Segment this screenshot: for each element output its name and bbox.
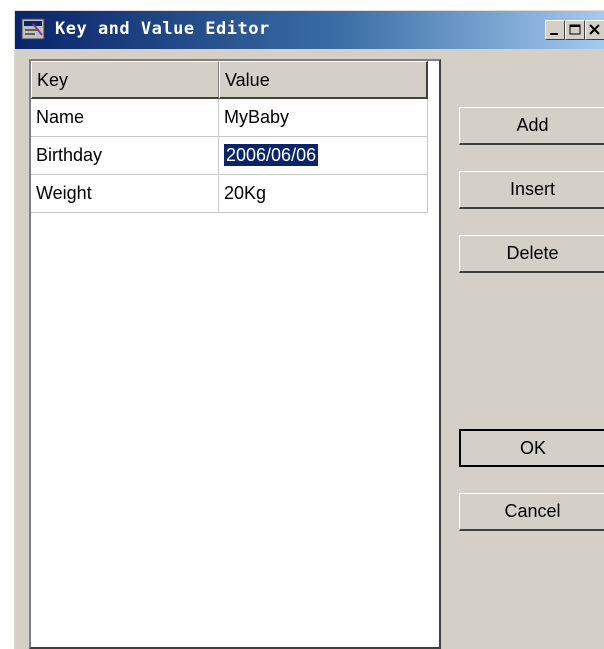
maximize-button[interactable]	[565, 20, 585, 40]
delete-button[interactable]: Delete	[459, 235, 604, 273]
table-row[interactable]: Weight 20Kg	[31, 175, 428, 213]
key-cell[interactable]: Weight	[31, 175, 219, 213]
key-value-editor-window: Key and Value Editor Key Value Name MyBa…	[14, 10, 604, 649]
add-button[interactable]: Add	[459, 107, 604, 145]
column-header-key[interactable]: Key	[31, 61, 219, 99]
ok-button[interactable]: OK	[459, 429, 604, 467]
close-icon	[589, 24, 600, 35]
minimize-button[interactable]	[545, 20, 565, 40]
cancel-button[interactable]: Cancel	[459, 493, 604, 531]
table-row[interactable]: Birthday 2006/06/06	[31, 137, 428, 175]
value-cell-selected[interactable]: 2006/06/06	[219, 137, 428, 175]
column-header-value[interactable]: Value	[219, 61, 428, 99]
key-cell[interactable]: Name	[31, 99, 219, 137]
maximize-icon	[569, 24, 581, 35]
app-window-icon	[21, 18, 45, 40]
window-title: Key and Value Editor	[55, 19, 270, 39]
key-cell[interactable]: Birthday	[31, 137, 219, 175]
selected-value-text[interactable]: 2006/06/06	[224, 144, 319, 166]
minimize-icon	[550, 33, 558, 35]
insert-button[interactable]: Insert	[459, 171, 604, 209]
grid-header-row: Key Value	[31, 61, 428, 99]
title-bar[interactable]: Key and Value Editor	[15, 11, 604, 49]
table-row[interactable]: Name MyBaby	[31, 99, 428, 137]
key-value-grid[interactable]: Key Value Name MyBaby Birthday 2006/06/0…	[29, 59, 441, 649]
close-button[interactable]	[585, 20, 604, 40]
value-cell[interactable]: MyBaby	[219, 99, 428, 137]
value-cell[interactable]: 20Kg	[219, 175, 428, 213]
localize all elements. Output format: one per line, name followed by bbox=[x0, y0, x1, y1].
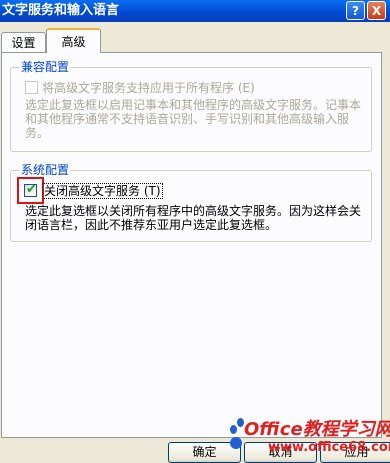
tab-advanced[interactable]: 高级 bbox=[46, 28, 101, 53]
close-button[interactable]: X bbox=[367, 1, 386, 20]
system-checkbox-label[interactable]: 关闭高级文字服务 (T) bbox=[42, 183, 163, 199]
system-checkbox-text: 关闭高级文字服务 (T) bbox=[42, 183, 163, 199]
highlight-box bbox=[17, 177, 44, 204]
ok-button[interactable]: 确定 bbox=[168, 442, 241, 463]
tab-settings[interactable]: 设置 bbox=[1, 32, 46, 52]
compat-checkbox[interactable] bbox=[25, 81, 38, 94]
compat-legend: 兼容配置 bbox=[19, 60, 72, 74]
compat-description: 选定此复选框以启用记事本和其他程序的高级文字服务。记事本和其他程序通常不支持语音… bbox=[25, 98, 362, 140]
apply-button[interactable]: 应用 bbox=[320, 442, 390, 463]
window-title: 文字服务和输入语言 bbox=[2, 3, 120, 18]
help-button[interactable]: ? bbox=[346, 1, 365, 20]
title-bar: 文字服务和输入语言 bbox=[0, 0, 390, 22]
compat-checkbox-label[interactable]: 将高级文字服务支持应用于所有程序 (E) bbox=[42, 81, 255, 95]
system-description: 选定此复选框以关闭所有程序中的高级文字服务。因为这样会关闭语言栏，因此不推荐东亚… bbox=[25, 204, 362, 232]
cancel-button[interactable]: 取消 bbox=[244, 442, 317, 463]
system-legend: 系统配置 bbox=[19, 163, 72, 177]
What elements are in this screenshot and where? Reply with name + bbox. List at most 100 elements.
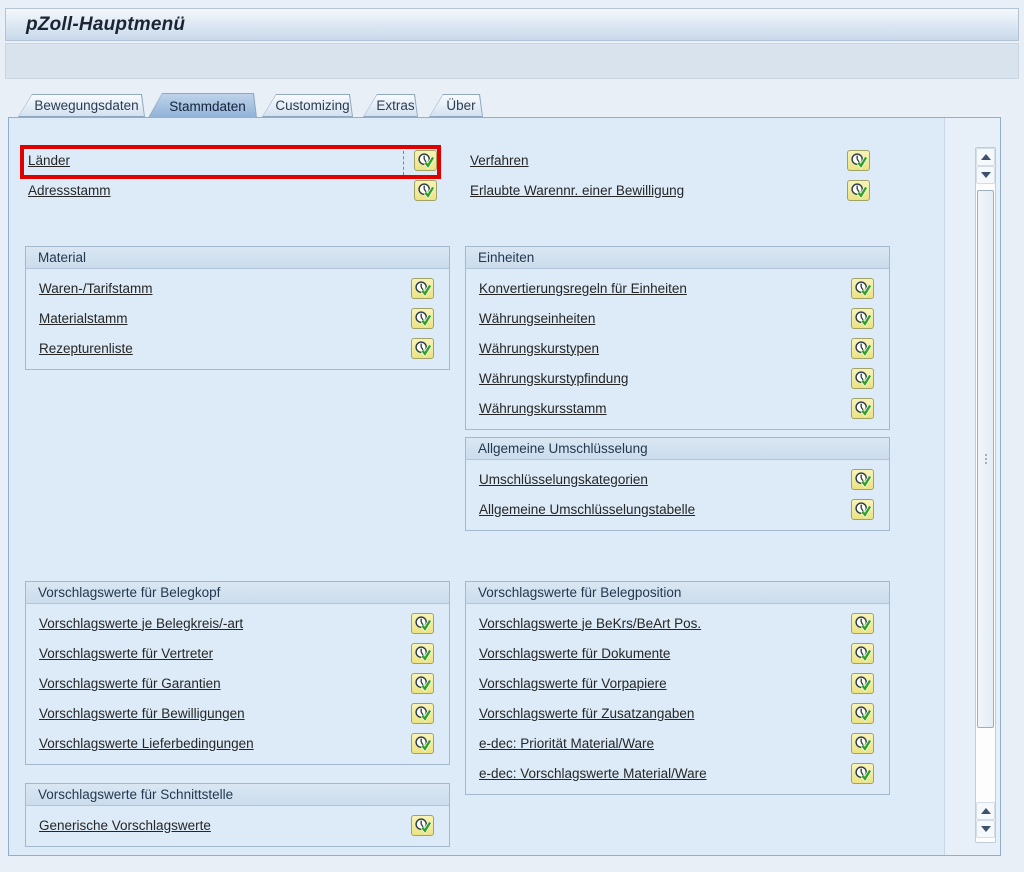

------------------------------------------------------------

--- Directive ---
Reproduce all of the records above line for line, leaving out the pictures.

--- Reply ---
Segment this screenshot: for each element output its name and bbox.
maximize-button[interactable]	[565, 20, 585, 40]
delete-button[interactable]: Delete	[459, 235, 604, 273]
table-row[interactable]: Weight 20Kg	[31, 175, 428, 213]
key-cell[interactable]: Weight	[31, 175, 219, 213]
key-value-editor-window: Key and Value Editor Key Value Name MyBa…	[14, 10, 604, 649]
add-button[interactable]: Add	[459, 107, 604, 145]
column-header-key[interactable]: Key	[31, 61, 219, 99]
ok-button[interactable]: OK	[459, 429, 604, 467]
close-icon	[589, 24, 600, 35]
minimize-button[interactable]	[545, 20, 565, 40]
cancel-button[interactable]: Cancel	[459, 493, 604, 531]
table-row[interactable]: Birthday 2006/06/06	[31, 137, 428, 175]
value-cell-selected[interactable]: 2006/06/06	[219, 137, 428, 175]
column-header-value[interactable]: Value	[219, 61, 428, 99]
key-cell[interactable]: Name	[31, 99, 219, 137]
maximize-icon	[569, 24, 581, 35]
app-window-icon	[21, 18, 45, 40]
window-title: Key and Value Editor	[55, 19, 270, 39]
key-cell[interactable]: Birthday	[31, 137, 219, 175]
selected-value-text[interactable]: 2006/06/06	[224, 144, 319, 166]
minimize-icon	[550, 33, 558, 35]
insert-button[interactable]: Insert	[459, 171, 604, 209]
grid-header-row: Key Value	[31, 61, 428, 99]
title-bar[interactable]: Key and Value Editor	[15, 11, 604, 49]
table-row[interactable]: Name MyBaby	[31, 99, 428, 137]
key-value-grid[interactable]: Key Value Name MyBaby Birthday 2006/06/0…	[29, 59, 441, 649]
close-button[interactable]	[585, 20, 604, 40]
value-cell[interactable]: MyBaby	[219, 99, 428, 137]
value-cell[interactable]: 20Kg	[219, 175, 428, 213]
localize all elements. Output format: one per line, name followed by bbox=[x0, y0, x1, y1].
tab-advanced[interactable]: 高级 bbox=[46, 28, 101, 53]
close-button[interactable]: X bbox=[367, 1, 386, 20]
system-checkbox-label[interactable]: 关闭高级文字服务 (T) bbox=[42, 183, 163, 199]
system-checkbox-text: 关闭高级文字服务 (T) bbox=[42, 183, 163, 199]
highlight-box bbox=[17, 177, 44, 204]
ok-button[interactable]: 确定 bbox=[168, 442, 241, 463]
tab-settings[interactable]: 设置 bbox=[1, 32, 46, 52]
compat-checkbox[interactable] bbox=[25, 81, 38, 94]
compat-legend: 兼容配置 bbox=[19, 60, 72, 74]
compat-description: 选定此复选框以启用记事本和其他程序的高级文字服务。记事本和其他程序通常不支持语音… bbox=[25, 98, 362, 140]
apply-button[interactable]: 应用 bbox=[320, 442, 390, 463]
window-title: 文字服务和输入语言 bbox=[2, 3, 120, 18]
help-button[interactable]: ? bbox=[346, 1, 365, 20]
title-bar: 文字服务和输入语言 bbox=[0, 0, 390, 22]
compat-checkbox-label[interactable]: 将高级文字服务支持应用于所有程序 (E) bbox=[42, 81, 255, 95]
system-description: 选定此复选框以关闭所有程序中的高级文字服务。因为这样会关闭语言栏，因此不推荐东亚… bbox=[25, 204, 362, 232]
cancel-button[interactable]: 取消 bbox=[244, 442, 317, 463]
system-legend: 系统配置 bbox=[19, 163, 72, 177]
What elements are in this screenshot and where? Reply with name + bbox. List at most 100 elements.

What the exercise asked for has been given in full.